[Data entries]
·····

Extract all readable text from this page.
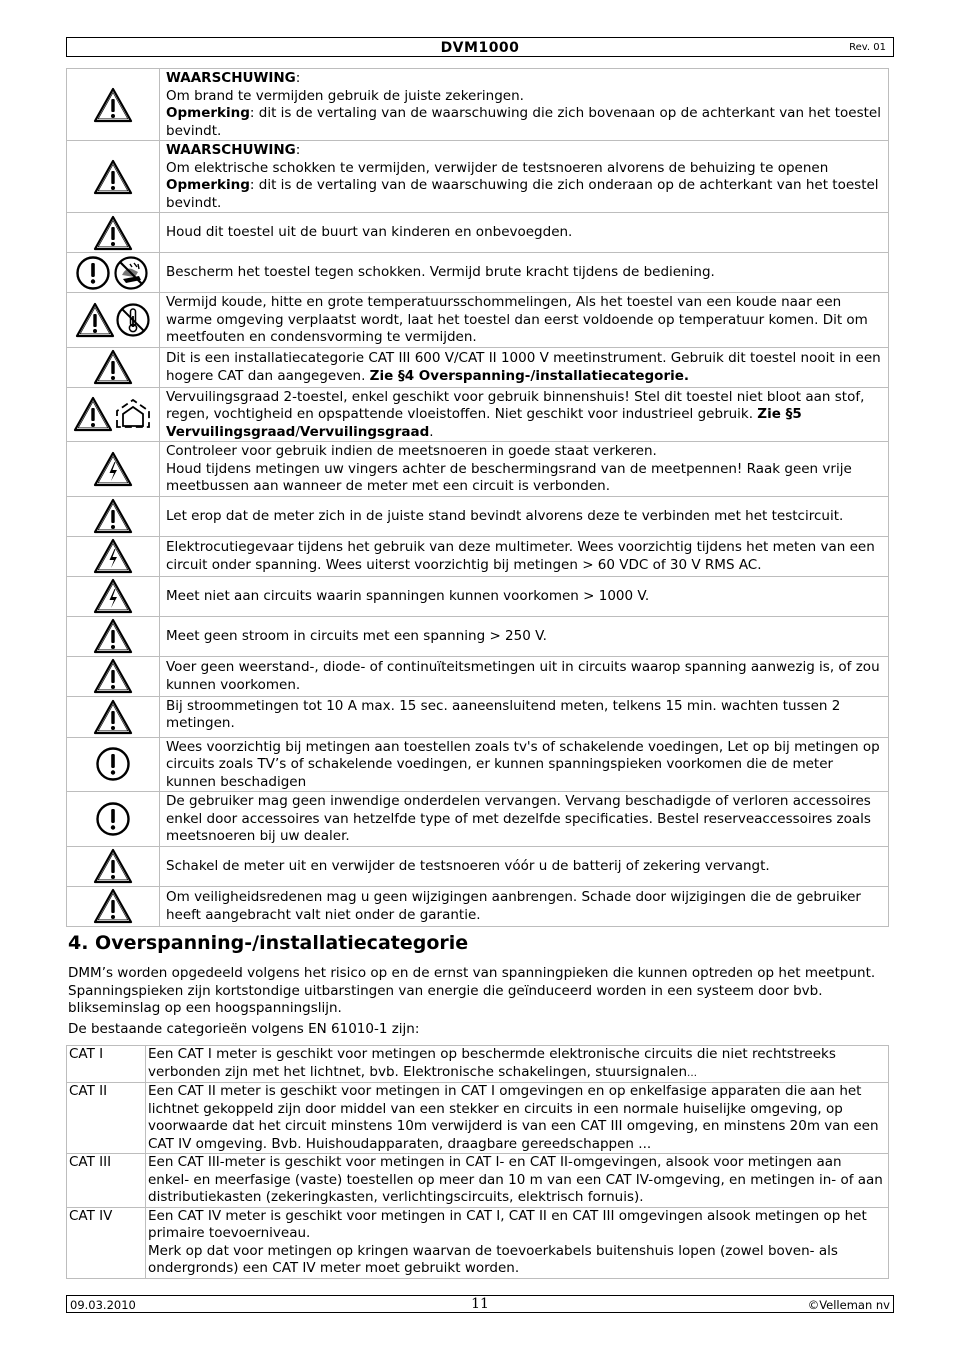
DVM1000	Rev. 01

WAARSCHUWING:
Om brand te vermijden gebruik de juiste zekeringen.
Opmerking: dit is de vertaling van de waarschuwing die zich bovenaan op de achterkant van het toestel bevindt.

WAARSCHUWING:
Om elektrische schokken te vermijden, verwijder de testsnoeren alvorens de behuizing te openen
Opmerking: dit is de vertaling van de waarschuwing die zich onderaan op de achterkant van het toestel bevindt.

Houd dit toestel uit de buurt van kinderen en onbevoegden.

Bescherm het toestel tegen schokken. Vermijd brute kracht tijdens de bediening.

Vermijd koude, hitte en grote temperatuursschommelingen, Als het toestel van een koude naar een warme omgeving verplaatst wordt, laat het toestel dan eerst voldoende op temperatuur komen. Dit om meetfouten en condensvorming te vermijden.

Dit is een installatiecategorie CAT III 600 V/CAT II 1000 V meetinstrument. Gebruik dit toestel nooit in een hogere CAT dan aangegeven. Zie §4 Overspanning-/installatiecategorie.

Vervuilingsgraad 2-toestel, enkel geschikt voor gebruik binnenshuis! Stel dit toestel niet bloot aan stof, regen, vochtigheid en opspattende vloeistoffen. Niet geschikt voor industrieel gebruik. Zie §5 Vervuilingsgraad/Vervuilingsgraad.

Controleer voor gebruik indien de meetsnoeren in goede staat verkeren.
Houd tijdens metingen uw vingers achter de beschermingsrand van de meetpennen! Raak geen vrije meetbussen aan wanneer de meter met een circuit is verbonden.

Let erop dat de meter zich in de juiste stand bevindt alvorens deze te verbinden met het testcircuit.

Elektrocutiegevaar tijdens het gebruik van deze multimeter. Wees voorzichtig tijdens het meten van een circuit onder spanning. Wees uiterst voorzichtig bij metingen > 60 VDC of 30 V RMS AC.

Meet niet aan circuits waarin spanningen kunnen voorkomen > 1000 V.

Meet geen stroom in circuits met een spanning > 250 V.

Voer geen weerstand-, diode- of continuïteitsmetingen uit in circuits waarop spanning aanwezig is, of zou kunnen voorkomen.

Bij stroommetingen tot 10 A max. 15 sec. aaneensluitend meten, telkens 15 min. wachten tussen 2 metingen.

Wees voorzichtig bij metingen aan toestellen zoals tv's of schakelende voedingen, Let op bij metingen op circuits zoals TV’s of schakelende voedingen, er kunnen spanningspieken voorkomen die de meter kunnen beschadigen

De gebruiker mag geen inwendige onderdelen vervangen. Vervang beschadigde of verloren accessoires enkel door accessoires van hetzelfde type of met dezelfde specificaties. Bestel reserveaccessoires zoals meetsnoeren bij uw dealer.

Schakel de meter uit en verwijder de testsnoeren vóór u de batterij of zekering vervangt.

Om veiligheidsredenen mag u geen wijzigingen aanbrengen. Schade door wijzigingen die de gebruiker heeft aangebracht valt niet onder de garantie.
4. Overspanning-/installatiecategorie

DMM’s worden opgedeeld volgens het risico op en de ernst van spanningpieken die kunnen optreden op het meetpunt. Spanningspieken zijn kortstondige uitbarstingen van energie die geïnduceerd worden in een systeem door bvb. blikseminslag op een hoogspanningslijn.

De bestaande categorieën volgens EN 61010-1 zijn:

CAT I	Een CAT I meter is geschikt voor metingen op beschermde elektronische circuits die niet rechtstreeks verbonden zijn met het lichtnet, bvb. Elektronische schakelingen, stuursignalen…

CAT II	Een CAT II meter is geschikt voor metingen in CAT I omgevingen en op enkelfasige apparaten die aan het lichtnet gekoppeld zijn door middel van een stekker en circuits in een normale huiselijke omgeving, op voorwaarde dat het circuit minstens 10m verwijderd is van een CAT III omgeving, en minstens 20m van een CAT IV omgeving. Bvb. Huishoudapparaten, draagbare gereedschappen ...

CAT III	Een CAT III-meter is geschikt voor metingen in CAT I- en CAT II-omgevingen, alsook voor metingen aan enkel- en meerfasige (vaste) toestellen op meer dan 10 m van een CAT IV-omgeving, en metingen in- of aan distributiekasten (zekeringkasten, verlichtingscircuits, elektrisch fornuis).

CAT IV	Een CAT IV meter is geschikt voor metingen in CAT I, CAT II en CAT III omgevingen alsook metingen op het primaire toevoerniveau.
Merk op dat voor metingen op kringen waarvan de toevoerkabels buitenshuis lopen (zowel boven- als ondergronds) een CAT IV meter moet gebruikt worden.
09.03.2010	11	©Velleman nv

·····

STATED GOAL: Establish how many lines of the records contain the string "alvorens" and state that number without elaboration.

WORKED SOLUTION: 2